EXTRACTED ENTRIES —

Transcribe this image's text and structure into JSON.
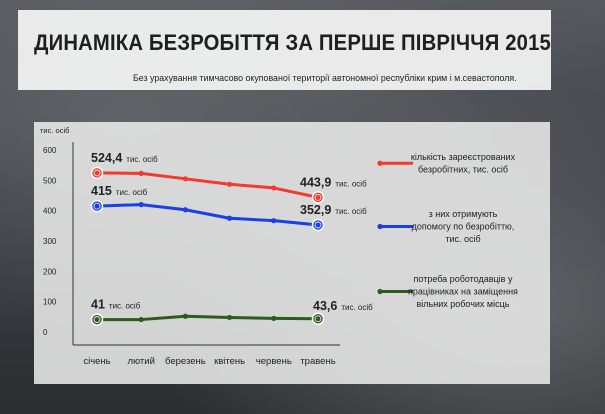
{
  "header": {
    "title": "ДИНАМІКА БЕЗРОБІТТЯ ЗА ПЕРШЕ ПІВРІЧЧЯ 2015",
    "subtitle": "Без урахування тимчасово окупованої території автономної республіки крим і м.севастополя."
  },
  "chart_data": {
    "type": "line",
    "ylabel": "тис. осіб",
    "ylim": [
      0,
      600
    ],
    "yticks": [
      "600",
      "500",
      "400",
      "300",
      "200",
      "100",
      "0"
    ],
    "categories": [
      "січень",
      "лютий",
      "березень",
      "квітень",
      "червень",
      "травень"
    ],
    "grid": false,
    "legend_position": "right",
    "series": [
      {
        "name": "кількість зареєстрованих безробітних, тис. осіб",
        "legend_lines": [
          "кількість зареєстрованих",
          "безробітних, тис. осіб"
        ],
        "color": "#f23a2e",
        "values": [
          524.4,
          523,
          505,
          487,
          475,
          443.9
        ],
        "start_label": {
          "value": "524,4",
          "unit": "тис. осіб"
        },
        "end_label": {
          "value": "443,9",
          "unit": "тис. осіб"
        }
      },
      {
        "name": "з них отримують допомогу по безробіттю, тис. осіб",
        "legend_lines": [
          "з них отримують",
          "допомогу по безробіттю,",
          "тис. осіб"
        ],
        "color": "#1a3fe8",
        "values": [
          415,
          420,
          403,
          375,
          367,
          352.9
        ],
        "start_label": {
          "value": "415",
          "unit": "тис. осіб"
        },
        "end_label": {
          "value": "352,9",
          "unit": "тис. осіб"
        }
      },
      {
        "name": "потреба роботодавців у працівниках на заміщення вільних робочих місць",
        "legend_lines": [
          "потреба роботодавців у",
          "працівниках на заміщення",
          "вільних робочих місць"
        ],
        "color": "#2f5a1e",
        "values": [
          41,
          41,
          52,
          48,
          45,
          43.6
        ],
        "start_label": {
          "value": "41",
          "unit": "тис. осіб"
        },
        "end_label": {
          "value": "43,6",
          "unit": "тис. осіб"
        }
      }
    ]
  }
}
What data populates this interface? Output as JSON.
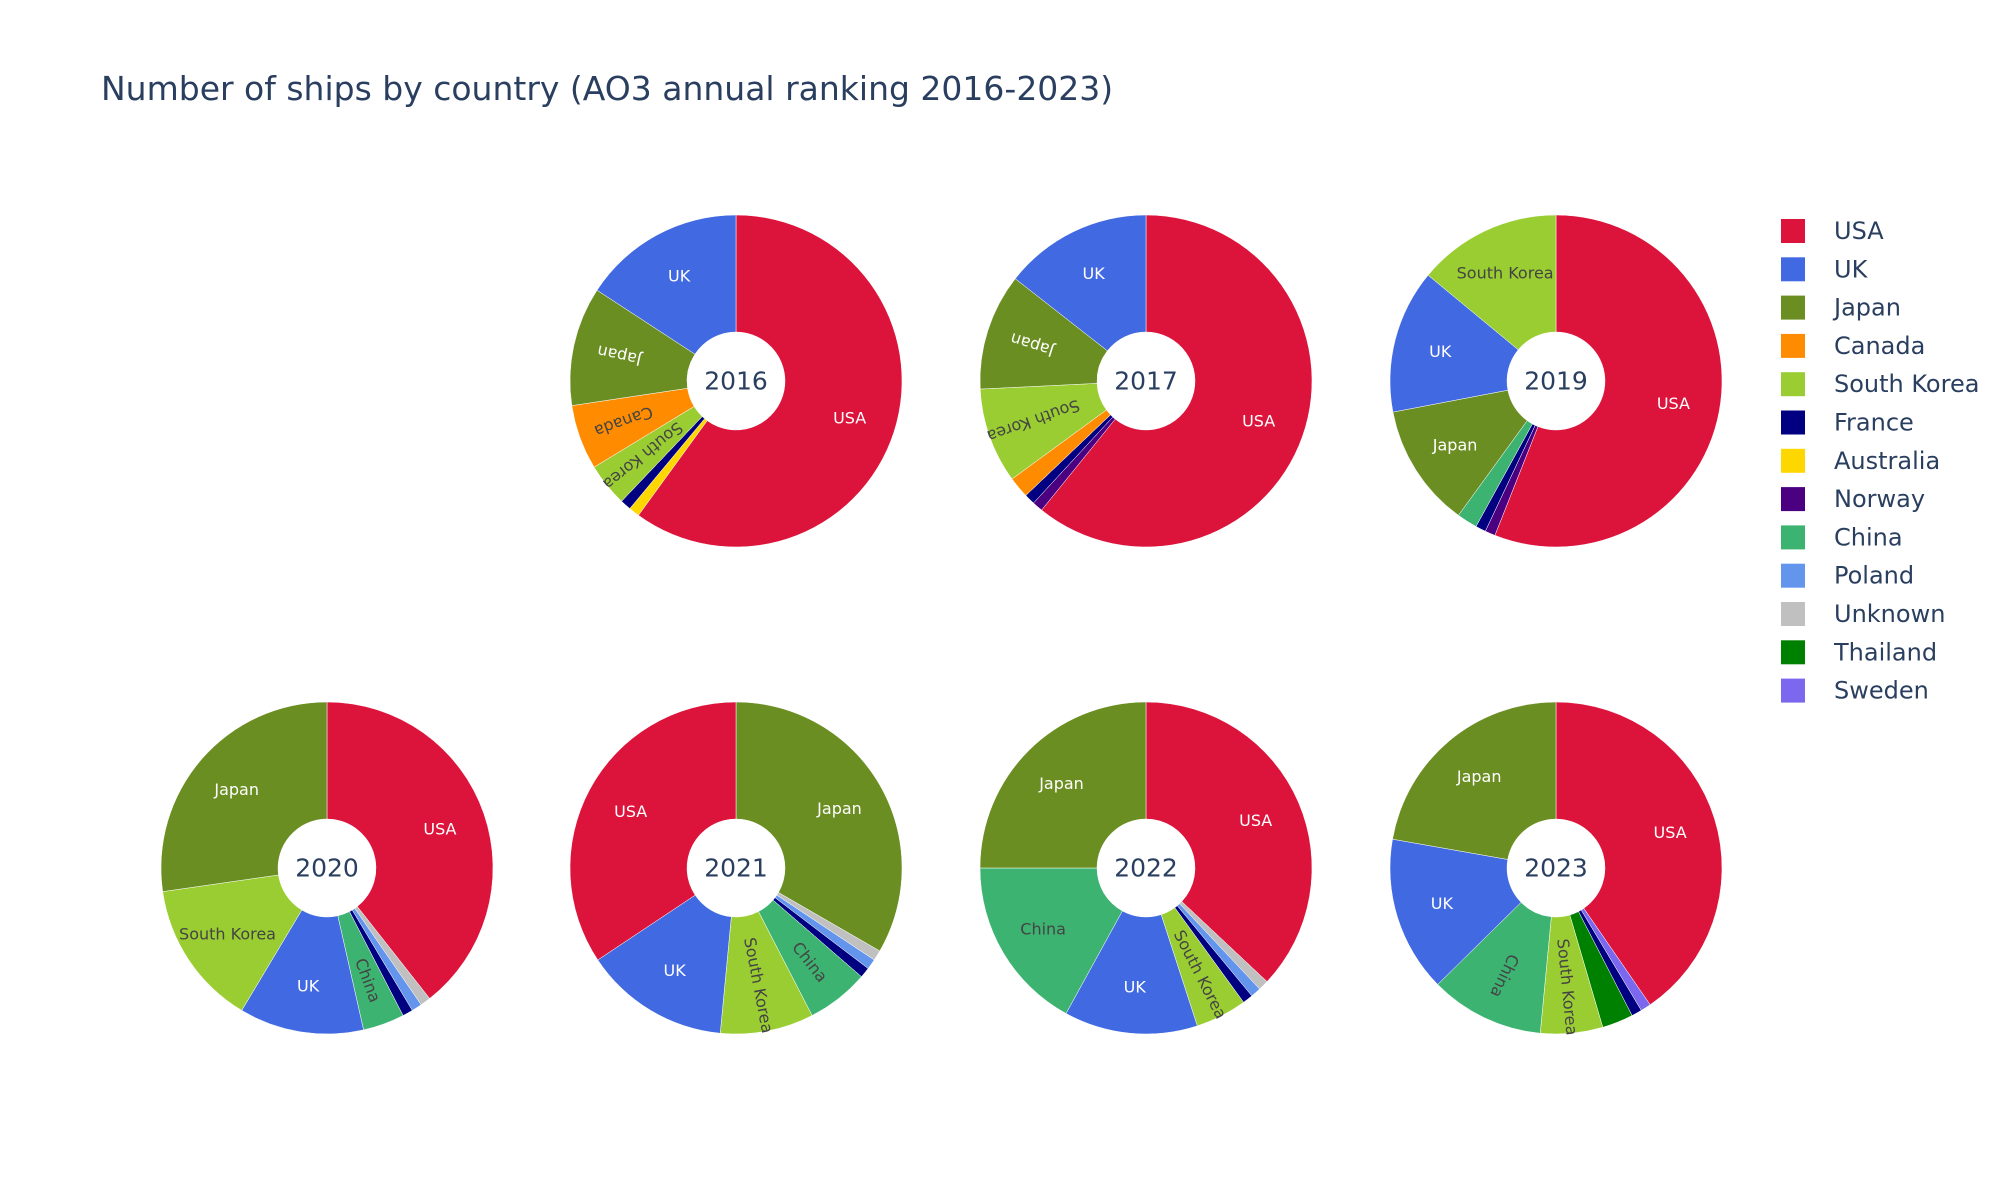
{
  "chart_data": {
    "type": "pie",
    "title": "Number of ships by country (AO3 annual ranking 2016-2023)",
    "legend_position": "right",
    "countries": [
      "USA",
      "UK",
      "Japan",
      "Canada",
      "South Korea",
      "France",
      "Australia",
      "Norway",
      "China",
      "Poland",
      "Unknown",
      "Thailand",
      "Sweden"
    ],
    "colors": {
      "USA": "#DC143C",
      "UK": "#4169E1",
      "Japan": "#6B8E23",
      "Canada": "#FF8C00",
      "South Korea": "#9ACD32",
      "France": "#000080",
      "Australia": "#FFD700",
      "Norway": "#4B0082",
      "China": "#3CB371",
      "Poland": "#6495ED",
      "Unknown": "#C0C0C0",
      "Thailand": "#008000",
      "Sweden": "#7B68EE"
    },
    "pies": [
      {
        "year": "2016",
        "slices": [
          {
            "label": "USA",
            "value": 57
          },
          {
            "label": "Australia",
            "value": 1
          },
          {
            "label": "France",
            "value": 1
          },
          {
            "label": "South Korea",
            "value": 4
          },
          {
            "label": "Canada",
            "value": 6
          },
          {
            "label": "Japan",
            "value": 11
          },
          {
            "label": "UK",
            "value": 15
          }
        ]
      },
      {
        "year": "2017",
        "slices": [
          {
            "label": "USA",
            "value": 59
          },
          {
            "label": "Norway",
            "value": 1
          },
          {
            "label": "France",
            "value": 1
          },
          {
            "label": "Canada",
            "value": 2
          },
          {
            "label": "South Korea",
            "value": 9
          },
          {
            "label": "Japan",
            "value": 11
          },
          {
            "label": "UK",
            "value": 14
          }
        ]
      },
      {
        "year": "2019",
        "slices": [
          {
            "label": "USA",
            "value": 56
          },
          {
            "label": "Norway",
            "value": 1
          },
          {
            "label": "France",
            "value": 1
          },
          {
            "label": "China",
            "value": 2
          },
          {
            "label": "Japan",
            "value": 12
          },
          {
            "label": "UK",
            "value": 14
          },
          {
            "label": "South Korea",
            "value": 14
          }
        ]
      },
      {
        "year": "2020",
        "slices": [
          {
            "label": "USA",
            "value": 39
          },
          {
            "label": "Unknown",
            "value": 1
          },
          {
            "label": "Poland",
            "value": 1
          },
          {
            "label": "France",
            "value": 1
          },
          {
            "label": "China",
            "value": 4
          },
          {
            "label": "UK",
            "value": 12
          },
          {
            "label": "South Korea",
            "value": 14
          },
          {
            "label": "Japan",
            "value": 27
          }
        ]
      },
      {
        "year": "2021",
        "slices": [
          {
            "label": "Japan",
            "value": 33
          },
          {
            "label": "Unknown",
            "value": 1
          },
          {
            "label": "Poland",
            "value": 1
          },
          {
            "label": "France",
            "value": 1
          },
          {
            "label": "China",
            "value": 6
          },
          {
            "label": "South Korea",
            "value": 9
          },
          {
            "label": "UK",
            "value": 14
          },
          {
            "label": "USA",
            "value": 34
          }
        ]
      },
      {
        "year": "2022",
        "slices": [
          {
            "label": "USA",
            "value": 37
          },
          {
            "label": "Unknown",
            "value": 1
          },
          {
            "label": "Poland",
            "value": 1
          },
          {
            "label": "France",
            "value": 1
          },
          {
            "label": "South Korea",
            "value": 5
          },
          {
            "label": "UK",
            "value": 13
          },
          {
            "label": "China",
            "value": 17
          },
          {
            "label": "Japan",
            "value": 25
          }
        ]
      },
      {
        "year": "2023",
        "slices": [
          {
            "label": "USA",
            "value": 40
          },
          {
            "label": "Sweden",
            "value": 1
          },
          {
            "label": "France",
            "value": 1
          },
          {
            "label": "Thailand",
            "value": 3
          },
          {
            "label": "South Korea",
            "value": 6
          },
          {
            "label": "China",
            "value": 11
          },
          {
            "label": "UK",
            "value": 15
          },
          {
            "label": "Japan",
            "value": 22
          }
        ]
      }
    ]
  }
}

WORK TO BE COMPLETED —
Search the entries for the string "кількість" and collect each line that has it.

RESPONSE TO THE TASK —
        "name": "кількість зареєстрованих безробітних, тис. осіб",
          "кількість зареєстрованих",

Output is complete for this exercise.